> _What needs to be done_: Collect every line in the records below that contains the word "akta".
[Start Dataset rows]
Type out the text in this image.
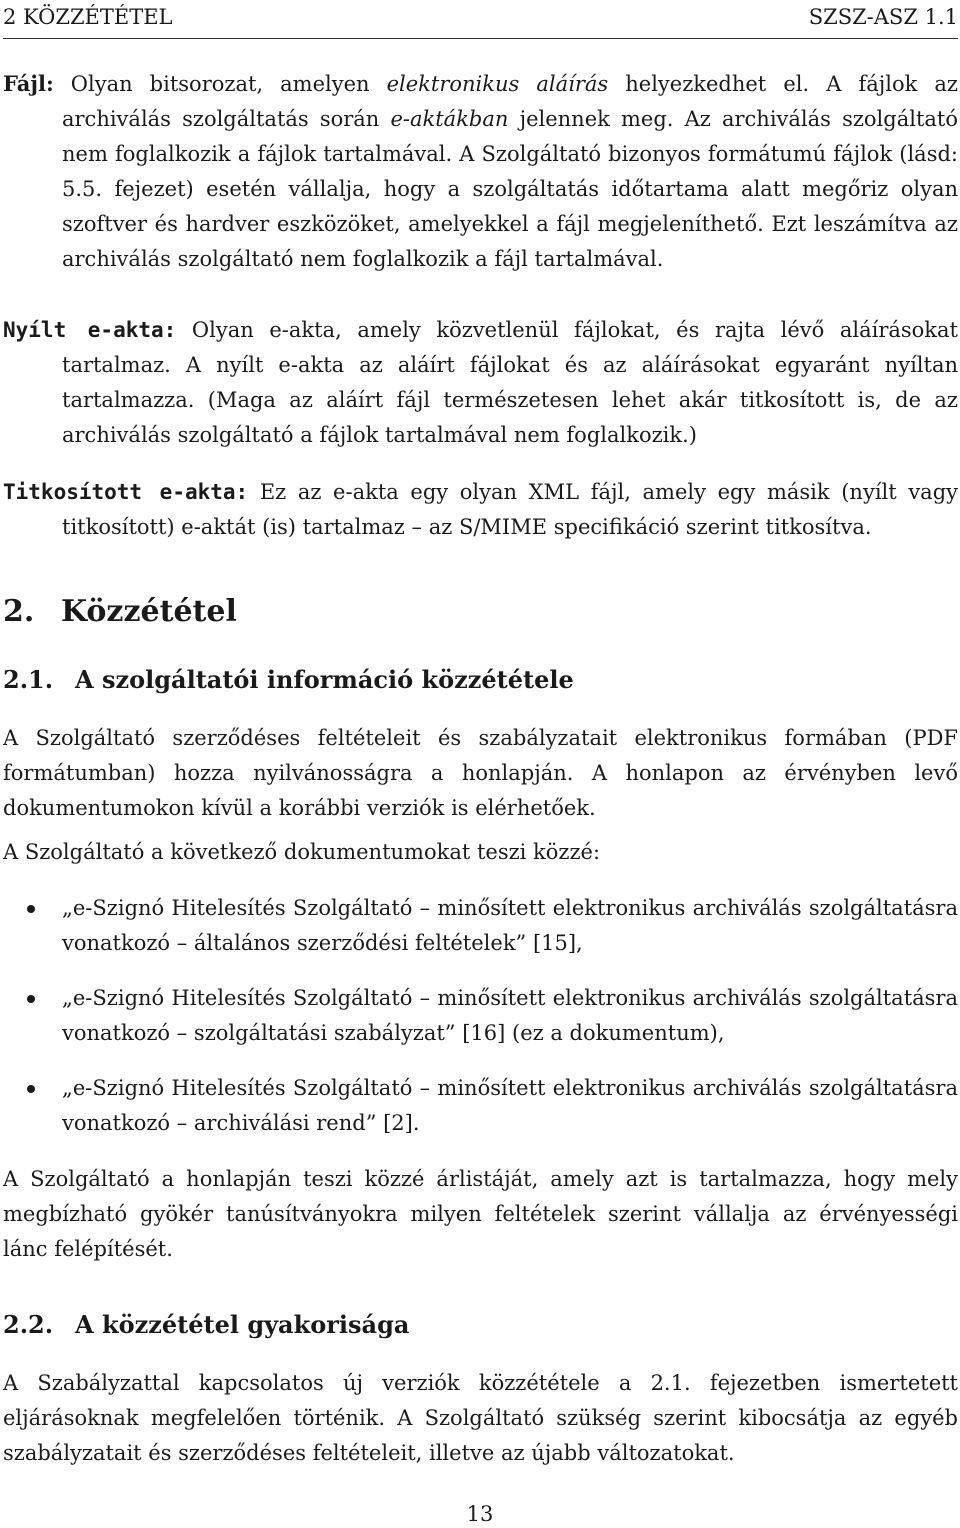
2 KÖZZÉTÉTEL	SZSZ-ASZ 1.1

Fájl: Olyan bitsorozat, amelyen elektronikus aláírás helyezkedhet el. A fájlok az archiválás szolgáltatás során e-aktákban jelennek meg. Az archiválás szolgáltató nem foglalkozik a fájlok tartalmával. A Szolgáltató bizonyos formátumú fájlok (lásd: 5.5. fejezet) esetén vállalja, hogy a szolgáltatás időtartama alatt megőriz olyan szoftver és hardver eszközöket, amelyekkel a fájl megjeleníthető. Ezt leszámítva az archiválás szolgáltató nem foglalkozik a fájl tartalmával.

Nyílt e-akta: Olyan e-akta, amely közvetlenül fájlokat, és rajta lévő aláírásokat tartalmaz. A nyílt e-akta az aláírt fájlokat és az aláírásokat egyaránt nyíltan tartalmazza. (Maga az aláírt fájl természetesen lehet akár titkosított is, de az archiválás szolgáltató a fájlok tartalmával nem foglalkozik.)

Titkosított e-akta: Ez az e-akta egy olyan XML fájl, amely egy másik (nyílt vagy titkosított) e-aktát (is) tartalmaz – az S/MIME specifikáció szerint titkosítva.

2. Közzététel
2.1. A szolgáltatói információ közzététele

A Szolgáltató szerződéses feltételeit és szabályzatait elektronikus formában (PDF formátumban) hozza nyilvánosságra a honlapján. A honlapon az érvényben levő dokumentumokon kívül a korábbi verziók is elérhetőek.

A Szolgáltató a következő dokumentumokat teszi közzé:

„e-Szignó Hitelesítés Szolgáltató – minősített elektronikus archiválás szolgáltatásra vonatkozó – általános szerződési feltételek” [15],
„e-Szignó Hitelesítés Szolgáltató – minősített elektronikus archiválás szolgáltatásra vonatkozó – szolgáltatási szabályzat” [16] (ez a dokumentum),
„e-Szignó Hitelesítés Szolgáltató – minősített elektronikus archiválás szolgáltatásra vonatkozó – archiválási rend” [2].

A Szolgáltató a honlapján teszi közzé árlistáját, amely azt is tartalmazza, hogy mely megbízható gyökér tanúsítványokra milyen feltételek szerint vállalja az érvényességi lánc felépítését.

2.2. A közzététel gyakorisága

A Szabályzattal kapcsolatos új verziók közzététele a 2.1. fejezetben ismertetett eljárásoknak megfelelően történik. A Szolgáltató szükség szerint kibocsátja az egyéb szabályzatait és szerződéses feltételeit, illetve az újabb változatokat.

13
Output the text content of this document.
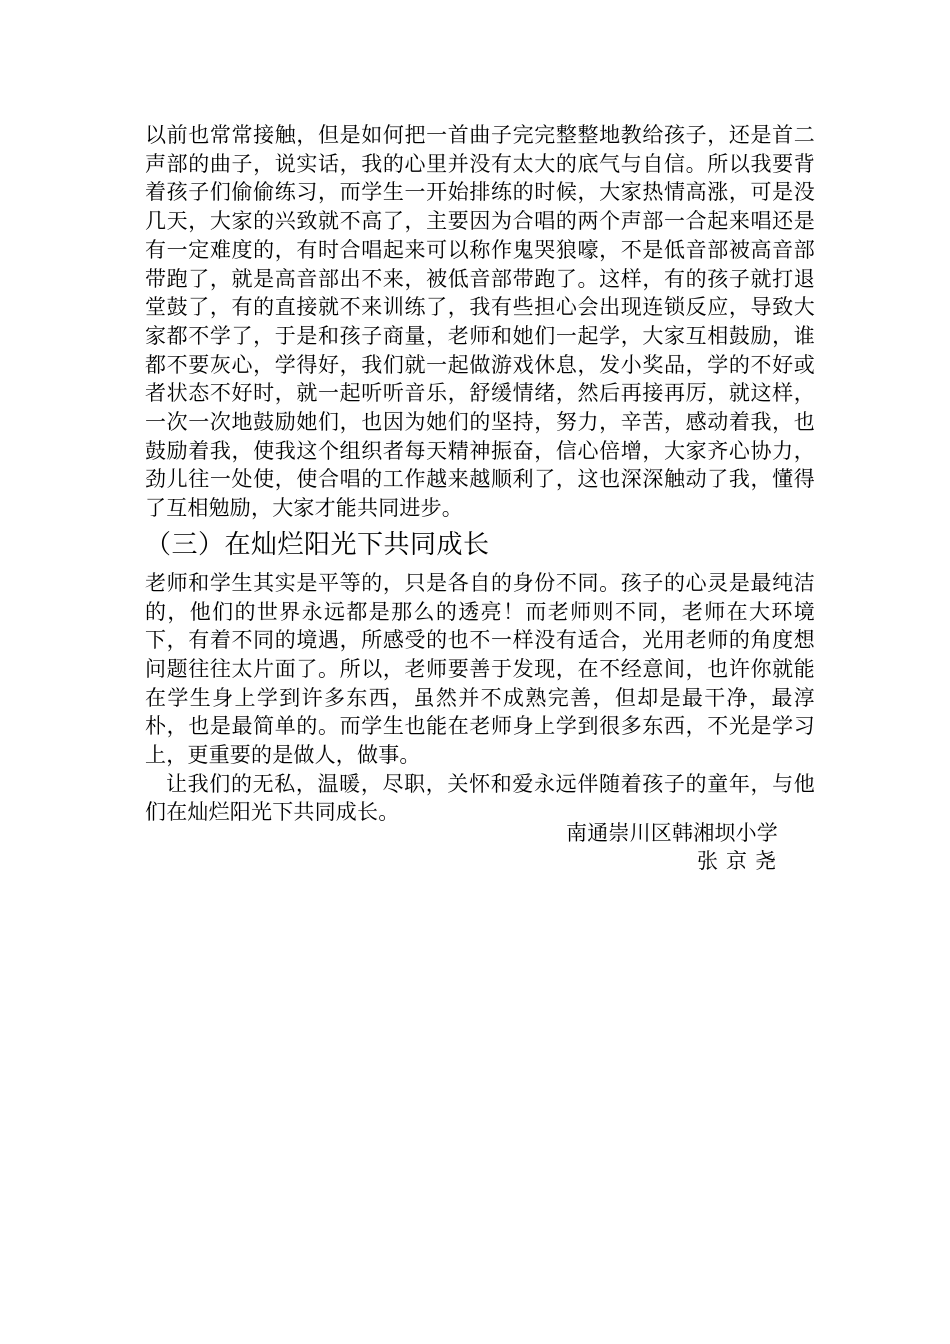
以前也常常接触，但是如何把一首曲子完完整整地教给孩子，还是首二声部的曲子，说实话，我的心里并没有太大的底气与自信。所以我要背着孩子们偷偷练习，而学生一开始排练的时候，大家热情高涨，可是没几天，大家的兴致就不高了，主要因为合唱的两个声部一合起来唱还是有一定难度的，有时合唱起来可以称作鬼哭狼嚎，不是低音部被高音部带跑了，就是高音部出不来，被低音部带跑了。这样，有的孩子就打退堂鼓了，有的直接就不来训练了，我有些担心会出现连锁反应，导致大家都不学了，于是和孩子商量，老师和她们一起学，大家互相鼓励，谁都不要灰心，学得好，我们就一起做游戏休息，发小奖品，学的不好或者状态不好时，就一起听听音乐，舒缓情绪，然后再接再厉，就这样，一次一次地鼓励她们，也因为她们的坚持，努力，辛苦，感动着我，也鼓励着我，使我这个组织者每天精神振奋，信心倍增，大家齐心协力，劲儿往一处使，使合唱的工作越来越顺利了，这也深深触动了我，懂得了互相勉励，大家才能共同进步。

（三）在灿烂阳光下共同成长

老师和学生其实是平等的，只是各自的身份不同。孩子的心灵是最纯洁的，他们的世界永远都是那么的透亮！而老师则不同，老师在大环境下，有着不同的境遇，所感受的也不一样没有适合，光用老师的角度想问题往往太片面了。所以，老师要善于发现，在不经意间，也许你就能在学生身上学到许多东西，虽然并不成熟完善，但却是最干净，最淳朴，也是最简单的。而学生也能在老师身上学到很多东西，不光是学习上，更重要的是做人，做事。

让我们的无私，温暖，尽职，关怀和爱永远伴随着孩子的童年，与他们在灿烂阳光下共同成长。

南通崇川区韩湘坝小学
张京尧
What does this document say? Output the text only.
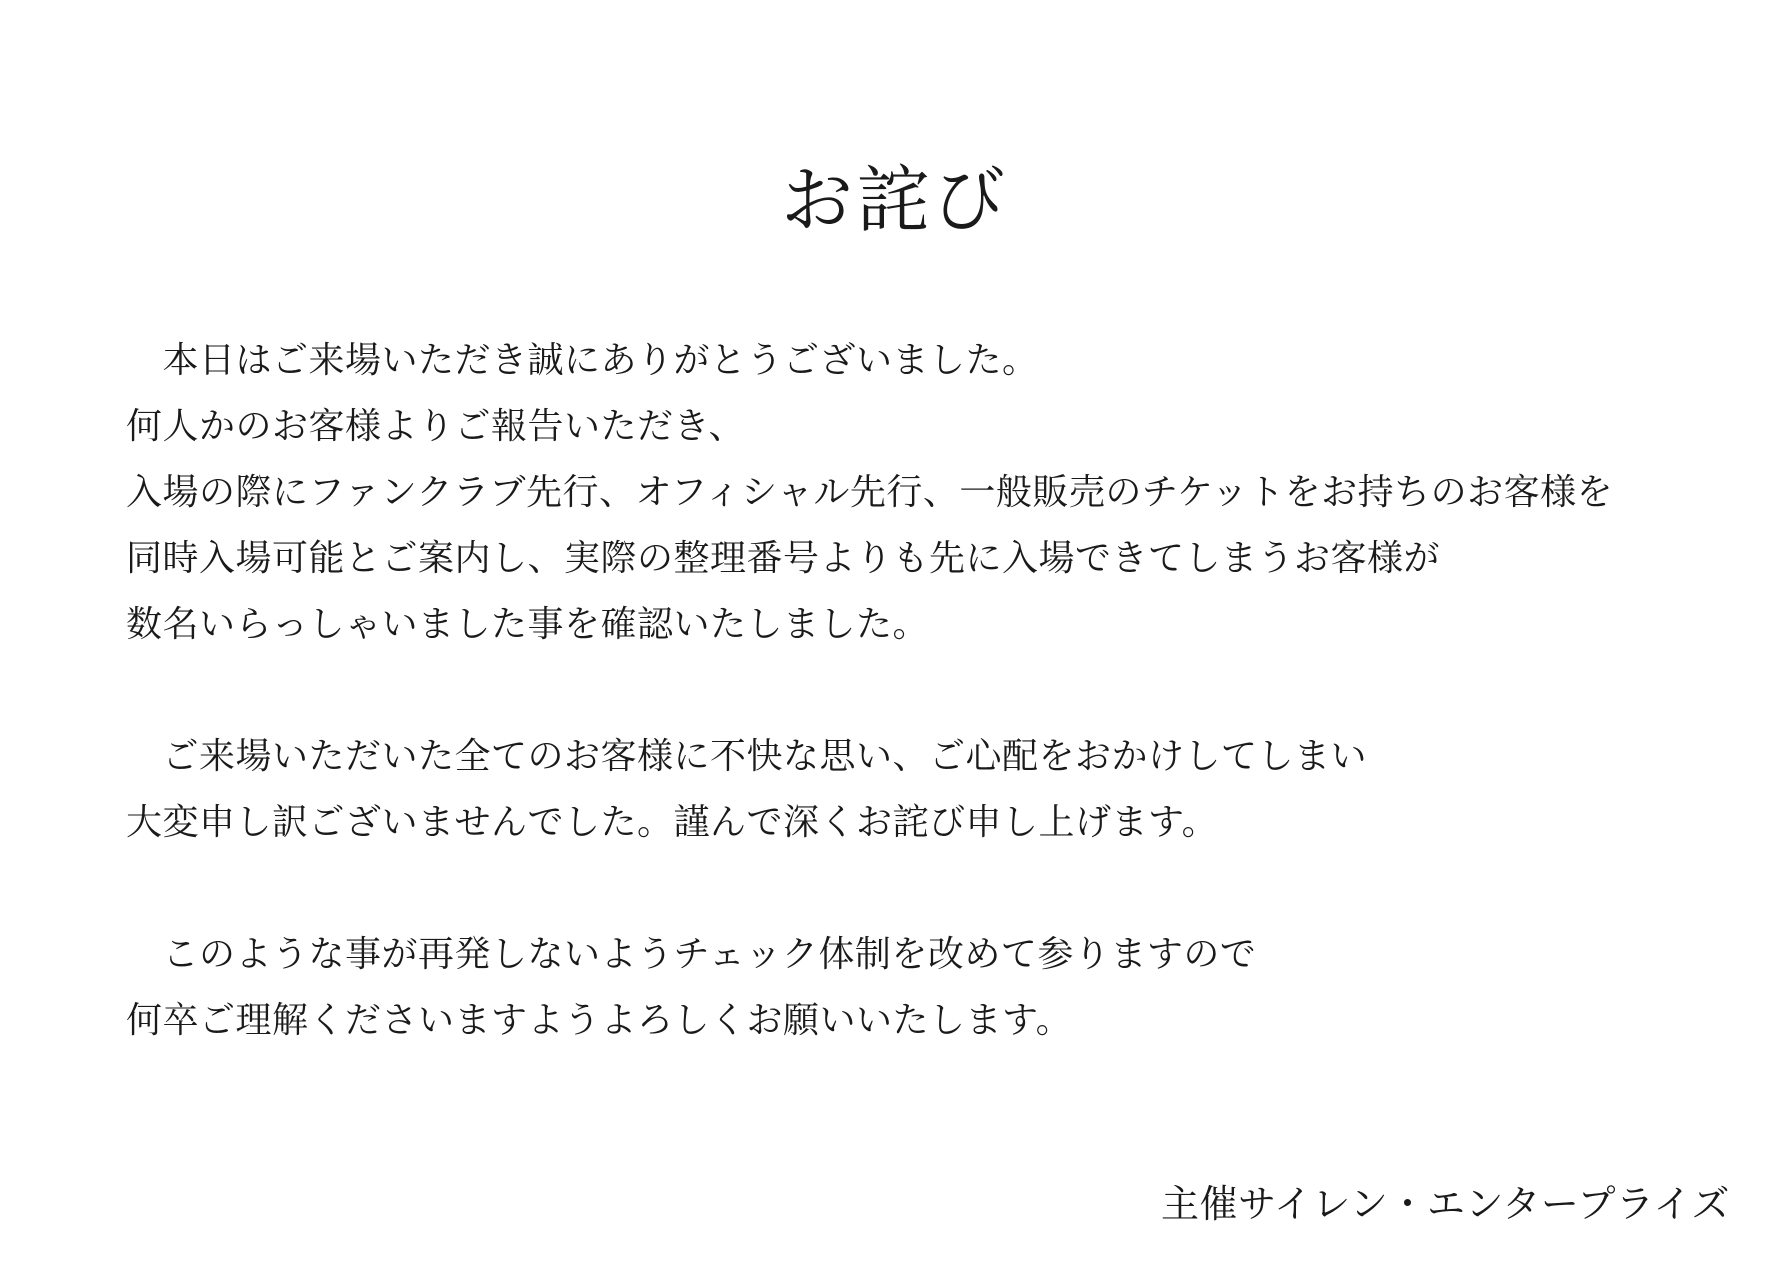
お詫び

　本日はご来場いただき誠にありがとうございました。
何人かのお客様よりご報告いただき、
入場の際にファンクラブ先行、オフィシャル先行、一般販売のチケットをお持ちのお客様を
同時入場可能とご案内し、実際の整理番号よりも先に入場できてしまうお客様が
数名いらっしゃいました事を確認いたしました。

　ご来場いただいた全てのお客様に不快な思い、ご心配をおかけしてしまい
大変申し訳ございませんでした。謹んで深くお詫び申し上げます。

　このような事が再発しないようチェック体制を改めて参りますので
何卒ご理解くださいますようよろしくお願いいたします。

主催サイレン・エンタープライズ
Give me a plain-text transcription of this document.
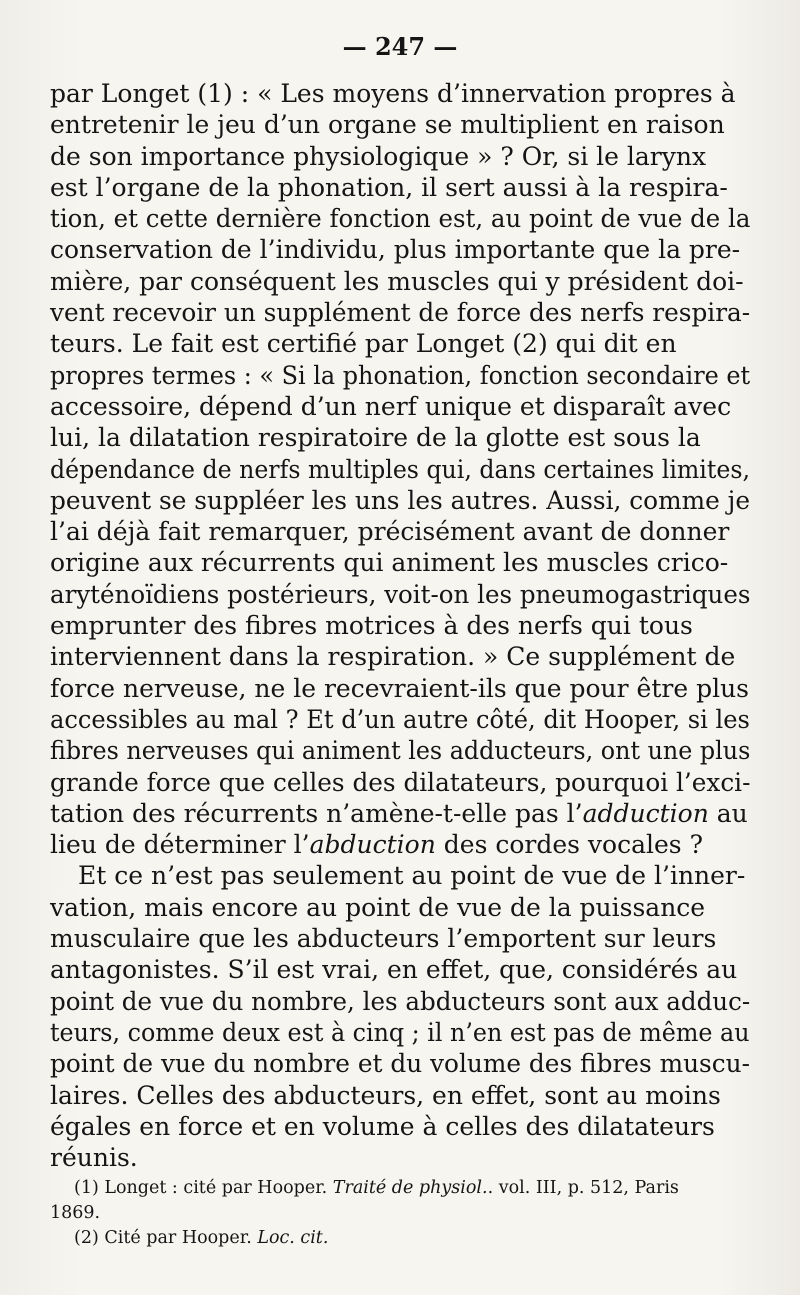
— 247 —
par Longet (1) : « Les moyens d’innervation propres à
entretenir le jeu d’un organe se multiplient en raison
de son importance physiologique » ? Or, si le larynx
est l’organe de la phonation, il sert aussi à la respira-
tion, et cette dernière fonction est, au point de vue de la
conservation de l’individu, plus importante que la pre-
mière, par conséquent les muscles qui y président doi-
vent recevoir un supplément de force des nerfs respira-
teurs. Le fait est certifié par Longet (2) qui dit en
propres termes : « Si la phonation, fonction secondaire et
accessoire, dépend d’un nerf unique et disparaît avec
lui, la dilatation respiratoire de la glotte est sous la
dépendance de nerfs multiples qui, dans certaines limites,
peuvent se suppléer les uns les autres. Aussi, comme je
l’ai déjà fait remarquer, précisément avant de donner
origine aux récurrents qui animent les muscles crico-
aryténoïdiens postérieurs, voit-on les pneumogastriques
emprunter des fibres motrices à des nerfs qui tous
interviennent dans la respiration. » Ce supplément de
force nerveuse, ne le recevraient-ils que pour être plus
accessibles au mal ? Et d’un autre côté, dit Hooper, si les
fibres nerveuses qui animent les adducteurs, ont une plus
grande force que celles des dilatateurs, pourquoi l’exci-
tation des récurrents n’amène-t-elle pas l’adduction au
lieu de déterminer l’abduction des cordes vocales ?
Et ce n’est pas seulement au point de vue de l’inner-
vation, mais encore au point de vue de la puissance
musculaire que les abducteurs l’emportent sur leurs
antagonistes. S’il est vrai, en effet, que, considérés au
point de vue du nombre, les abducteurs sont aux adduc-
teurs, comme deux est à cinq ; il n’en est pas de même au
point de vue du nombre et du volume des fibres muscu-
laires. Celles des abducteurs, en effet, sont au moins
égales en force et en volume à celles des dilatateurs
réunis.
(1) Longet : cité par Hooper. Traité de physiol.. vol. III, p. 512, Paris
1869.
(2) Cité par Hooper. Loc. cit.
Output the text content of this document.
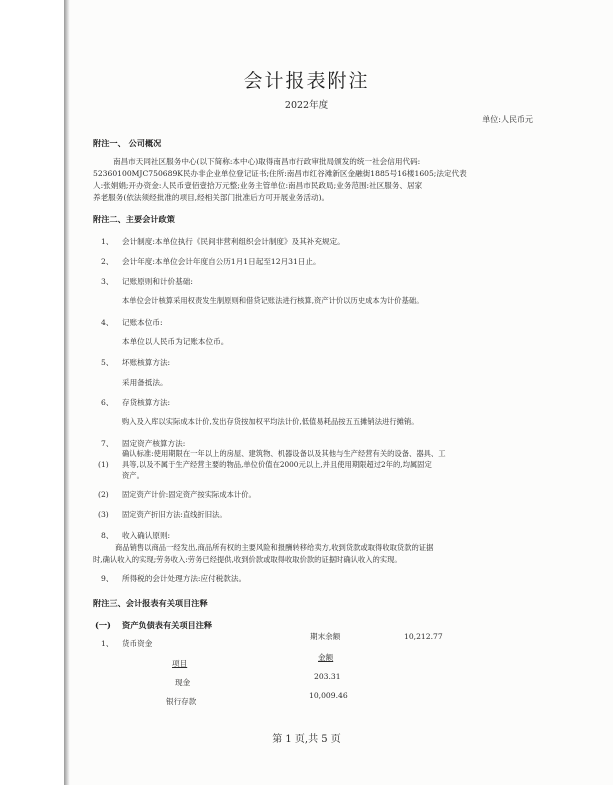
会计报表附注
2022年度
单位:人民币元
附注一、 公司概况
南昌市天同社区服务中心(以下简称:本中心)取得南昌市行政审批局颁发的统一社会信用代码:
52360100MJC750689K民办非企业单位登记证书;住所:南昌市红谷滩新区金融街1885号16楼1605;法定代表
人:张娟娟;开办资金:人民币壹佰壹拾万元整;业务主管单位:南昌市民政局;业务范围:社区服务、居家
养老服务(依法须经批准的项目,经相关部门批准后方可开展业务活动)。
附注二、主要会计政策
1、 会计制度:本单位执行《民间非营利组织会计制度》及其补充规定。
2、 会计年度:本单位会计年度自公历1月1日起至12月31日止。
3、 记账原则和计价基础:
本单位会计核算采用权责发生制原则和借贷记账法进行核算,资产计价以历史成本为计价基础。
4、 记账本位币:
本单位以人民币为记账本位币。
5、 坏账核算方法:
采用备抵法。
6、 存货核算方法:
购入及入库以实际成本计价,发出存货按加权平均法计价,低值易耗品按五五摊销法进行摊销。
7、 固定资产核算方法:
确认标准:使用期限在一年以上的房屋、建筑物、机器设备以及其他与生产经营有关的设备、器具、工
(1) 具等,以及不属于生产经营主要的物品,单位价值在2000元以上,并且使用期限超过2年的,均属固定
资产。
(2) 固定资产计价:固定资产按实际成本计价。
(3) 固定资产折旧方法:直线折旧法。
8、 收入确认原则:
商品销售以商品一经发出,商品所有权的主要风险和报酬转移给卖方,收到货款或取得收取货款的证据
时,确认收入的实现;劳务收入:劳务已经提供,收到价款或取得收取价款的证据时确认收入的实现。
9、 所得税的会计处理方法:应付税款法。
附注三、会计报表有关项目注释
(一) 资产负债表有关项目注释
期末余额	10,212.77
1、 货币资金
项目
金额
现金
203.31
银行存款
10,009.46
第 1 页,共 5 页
[End Dataset rows]
> _Task output_:
Nyílt e-akta: Olyan e-akta, amely közvetlenül fájlokat, és rajta lévő aláírásokat tartalmaz. A nyílt e-akta az aláírt fájlokat és az aláírásokat egyaránt nyíltan tartalmazza. (Maga az aláírt fájl természetesen lehet akár titkosított is, de az archiválás szolgáltató a fájlok tartalmával nem foglalkozik.)
Titkosított e-akta: Ez az e-akta egy olyan XML fájl, amely egy másik (nyílt vagy titkosított) e-aktát (is) tartalmaz – az S/MIME specifikáció szerint titkosítva.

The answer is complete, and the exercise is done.